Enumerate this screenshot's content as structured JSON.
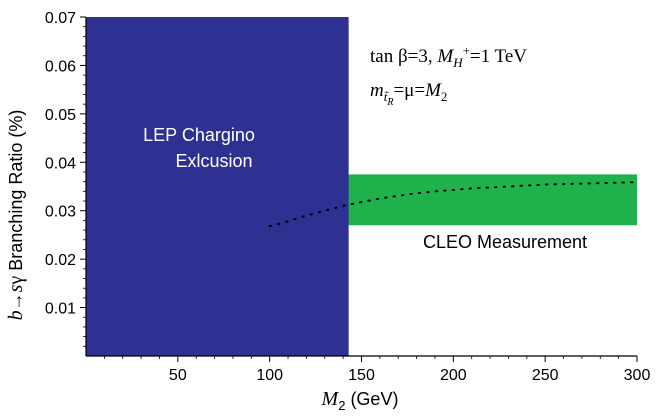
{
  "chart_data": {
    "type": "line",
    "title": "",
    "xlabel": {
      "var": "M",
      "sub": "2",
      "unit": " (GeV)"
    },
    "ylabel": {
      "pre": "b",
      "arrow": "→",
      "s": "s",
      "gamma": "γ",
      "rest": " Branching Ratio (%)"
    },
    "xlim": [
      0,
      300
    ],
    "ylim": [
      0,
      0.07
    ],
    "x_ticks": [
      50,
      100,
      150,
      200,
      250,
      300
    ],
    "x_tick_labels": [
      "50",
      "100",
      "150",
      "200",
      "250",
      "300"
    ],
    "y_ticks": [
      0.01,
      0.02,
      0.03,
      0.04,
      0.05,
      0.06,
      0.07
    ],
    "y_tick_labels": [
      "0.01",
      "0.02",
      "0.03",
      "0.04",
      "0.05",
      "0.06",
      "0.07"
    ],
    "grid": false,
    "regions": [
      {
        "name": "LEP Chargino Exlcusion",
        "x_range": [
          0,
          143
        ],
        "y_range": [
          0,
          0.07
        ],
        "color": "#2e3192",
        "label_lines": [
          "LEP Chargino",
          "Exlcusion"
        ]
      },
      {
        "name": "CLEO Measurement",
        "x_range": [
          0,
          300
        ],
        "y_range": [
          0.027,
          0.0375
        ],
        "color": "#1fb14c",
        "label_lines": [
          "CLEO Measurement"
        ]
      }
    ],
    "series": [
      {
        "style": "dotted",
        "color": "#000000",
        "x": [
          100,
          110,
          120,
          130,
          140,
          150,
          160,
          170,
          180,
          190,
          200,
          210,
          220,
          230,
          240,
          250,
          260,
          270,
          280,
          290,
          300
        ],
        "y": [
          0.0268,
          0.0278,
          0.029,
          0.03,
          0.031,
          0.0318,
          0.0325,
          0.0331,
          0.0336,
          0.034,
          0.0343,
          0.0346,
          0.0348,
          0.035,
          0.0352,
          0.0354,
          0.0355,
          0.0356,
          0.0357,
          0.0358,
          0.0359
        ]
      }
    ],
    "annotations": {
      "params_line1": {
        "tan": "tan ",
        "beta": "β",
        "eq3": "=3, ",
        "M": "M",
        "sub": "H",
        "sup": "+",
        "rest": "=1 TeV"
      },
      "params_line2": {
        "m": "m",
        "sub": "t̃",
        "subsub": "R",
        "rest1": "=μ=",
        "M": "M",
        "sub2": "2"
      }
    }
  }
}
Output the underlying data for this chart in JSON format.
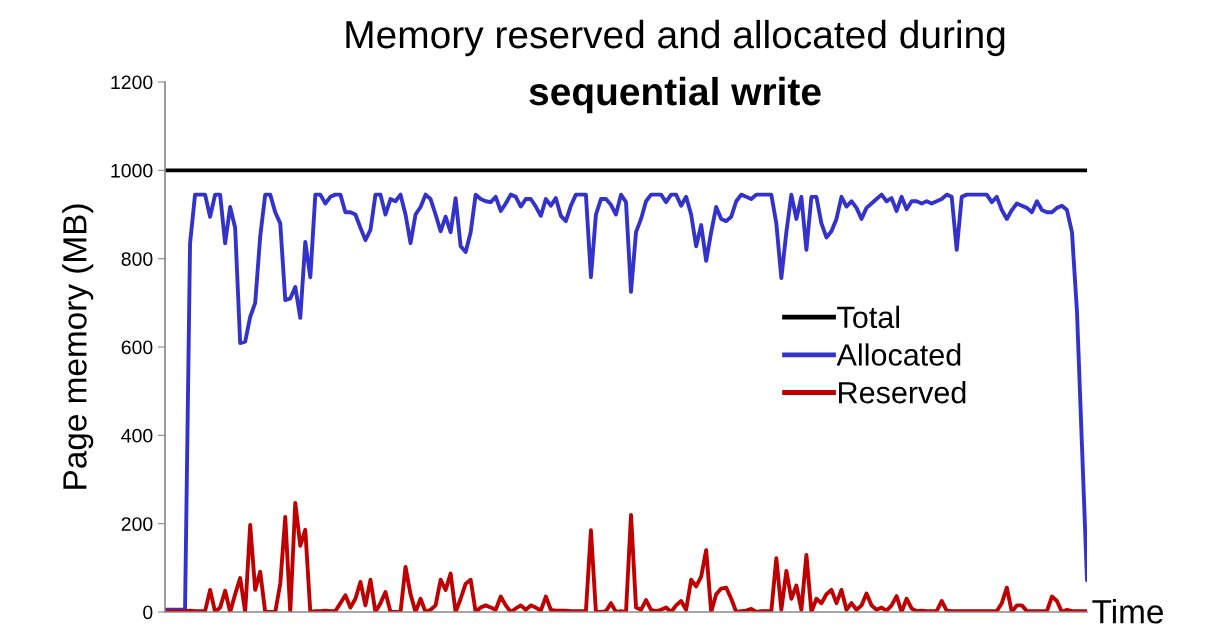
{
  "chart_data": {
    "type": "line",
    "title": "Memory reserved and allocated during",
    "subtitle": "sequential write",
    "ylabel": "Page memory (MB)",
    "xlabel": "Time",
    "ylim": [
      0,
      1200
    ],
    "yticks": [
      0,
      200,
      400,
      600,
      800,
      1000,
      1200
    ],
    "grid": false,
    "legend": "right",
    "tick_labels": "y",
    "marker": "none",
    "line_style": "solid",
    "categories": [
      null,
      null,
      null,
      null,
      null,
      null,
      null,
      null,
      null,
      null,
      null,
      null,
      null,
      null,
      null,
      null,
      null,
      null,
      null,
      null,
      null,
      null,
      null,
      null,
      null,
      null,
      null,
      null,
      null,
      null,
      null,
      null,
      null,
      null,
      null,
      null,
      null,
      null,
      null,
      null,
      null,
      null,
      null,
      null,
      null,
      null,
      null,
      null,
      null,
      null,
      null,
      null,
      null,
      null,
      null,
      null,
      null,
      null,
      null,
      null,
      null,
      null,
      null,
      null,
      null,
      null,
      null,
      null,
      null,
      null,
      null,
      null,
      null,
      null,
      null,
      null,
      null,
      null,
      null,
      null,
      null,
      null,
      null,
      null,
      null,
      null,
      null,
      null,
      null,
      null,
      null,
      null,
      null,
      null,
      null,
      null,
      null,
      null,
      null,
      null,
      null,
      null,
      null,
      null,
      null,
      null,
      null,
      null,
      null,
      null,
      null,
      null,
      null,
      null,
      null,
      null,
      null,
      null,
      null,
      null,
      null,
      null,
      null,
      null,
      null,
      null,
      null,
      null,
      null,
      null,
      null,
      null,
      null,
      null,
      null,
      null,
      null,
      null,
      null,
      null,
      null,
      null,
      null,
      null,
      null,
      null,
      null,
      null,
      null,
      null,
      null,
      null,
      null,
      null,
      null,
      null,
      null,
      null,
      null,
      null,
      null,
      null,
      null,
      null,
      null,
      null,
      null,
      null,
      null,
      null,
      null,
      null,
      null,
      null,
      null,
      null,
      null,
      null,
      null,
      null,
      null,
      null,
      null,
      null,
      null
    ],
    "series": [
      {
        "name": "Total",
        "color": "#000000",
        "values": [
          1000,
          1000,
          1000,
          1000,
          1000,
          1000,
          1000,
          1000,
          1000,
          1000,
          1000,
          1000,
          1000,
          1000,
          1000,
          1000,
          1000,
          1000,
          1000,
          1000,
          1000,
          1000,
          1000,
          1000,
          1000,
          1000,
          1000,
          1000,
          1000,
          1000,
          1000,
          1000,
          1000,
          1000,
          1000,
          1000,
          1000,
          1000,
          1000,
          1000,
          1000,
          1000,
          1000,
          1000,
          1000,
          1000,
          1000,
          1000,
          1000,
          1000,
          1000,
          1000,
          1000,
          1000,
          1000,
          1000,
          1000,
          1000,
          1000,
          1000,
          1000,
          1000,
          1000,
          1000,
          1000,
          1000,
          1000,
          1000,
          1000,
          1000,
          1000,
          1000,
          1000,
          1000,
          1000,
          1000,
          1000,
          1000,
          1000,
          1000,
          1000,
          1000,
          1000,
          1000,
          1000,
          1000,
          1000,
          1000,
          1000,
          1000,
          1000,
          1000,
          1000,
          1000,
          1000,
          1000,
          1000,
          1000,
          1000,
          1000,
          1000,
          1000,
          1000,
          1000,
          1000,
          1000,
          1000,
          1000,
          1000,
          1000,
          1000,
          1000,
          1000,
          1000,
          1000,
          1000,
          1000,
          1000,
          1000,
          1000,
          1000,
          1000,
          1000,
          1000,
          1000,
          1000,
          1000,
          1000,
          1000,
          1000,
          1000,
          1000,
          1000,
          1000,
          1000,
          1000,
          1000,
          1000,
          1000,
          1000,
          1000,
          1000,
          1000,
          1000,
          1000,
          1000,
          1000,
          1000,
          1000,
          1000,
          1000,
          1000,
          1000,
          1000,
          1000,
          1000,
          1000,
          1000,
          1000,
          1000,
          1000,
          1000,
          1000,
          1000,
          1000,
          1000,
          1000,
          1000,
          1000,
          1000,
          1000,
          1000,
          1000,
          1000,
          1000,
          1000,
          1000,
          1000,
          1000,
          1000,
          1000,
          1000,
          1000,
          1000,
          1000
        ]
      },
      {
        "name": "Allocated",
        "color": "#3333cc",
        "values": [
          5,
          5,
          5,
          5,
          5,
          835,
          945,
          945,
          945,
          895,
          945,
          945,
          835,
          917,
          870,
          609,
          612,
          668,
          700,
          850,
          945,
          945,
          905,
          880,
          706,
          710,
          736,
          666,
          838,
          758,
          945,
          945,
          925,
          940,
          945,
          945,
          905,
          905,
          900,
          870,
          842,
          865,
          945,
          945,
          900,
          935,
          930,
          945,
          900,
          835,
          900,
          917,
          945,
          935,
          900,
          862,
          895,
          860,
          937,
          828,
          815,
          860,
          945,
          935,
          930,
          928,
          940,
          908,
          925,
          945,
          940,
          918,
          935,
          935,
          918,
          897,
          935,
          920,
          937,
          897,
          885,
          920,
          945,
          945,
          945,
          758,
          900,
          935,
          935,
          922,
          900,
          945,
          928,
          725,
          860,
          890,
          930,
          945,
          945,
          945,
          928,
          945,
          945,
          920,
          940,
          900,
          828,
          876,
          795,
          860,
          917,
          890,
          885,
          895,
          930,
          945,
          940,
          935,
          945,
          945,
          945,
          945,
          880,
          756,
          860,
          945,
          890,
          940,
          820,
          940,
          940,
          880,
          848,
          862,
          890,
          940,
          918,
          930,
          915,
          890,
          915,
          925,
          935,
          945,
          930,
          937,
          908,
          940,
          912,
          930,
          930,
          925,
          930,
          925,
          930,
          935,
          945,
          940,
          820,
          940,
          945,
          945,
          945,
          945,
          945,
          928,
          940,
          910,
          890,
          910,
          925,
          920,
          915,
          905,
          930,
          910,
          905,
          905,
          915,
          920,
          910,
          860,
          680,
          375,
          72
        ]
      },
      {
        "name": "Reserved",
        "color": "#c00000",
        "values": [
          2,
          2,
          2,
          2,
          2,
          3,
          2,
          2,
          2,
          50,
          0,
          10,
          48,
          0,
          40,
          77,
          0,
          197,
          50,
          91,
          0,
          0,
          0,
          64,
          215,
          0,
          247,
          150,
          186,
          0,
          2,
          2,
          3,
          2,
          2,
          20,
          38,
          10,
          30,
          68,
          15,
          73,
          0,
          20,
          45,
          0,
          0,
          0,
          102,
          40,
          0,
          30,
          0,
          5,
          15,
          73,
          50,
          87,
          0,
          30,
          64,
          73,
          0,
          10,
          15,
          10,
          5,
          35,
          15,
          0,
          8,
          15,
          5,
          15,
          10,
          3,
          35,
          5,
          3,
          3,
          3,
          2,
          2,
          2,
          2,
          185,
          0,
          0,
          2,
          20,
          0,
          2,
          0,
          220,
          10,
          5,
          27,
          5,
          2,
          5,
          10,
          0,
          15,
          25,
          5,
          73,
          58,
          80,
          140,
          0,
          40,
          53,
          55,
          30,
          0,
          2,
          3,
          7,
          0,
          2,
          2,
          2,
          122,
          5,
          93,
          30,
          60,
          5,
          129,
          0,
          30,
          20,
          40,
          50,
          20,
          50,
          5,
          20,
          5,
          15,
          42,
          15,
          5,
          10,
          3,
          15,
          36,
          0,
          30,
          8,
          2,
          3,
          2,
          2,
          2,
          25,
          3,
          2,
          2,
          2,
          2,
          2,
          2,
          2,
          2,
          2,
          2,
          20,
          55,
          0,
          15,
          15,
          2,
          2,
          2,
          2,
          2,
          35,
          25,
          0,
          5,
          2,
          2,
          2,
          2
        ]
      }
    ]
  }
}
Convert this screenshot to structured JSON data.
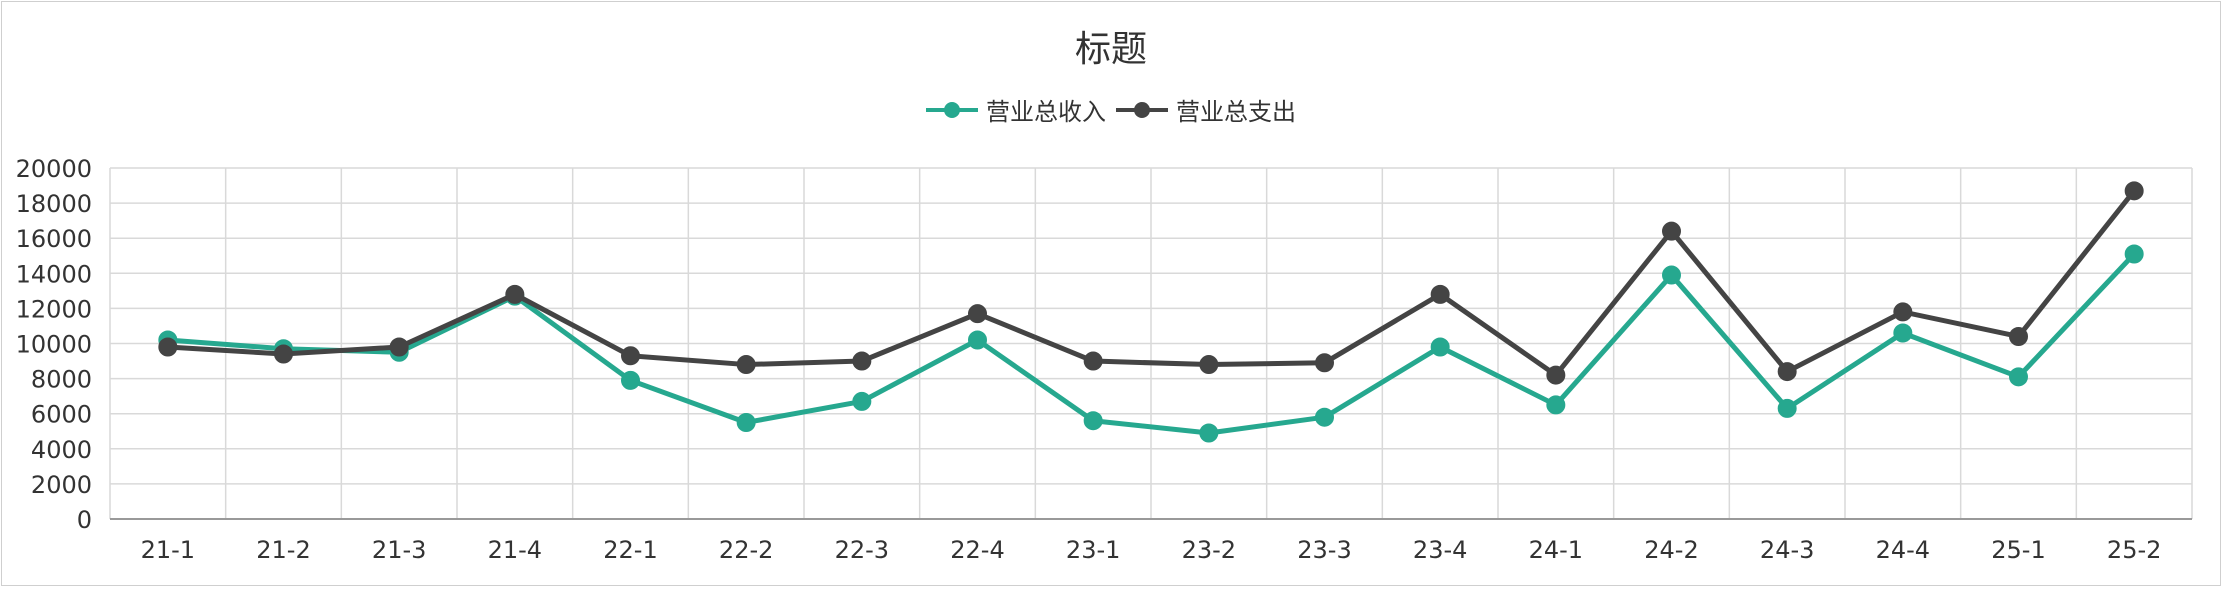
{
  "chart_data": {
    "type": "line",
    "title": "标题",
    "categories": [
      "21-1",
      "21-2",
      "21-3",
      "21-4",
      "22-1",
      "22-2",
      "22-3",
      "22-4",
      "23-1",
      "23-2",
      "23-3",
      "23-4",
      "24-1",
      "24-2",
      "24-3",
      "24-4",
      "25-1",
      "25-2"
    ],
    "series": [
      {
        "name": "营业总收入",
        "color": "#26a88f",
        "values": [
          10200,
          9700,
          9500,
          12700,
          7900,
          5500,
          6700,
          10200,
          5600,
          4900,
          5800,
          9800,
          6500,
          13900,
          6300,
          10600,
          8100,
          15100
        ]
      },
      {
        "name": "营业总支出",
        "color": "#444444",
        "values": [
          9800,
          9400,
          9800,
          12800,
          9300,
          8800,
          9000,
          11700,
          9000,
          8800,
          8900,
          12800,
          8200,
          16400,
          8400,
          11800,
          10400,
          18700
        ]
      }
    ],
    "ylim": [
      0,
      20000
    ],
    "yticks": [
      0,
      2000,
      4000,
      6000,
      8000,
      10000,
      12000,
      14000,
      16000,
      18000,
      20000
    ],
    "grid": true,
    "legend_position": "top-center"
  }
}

Exercise directions: In the entries above, identify each line that includes the string "name", then copy it.

The output:
        "name": "LEP Chargino Exlcusion",
        "name": "CLEO Measurement",
        "name": "Total",
        "name": "Allocated",
        "name": "Reserved",
        "name": "营业总收入",
        "name": "营业总支出",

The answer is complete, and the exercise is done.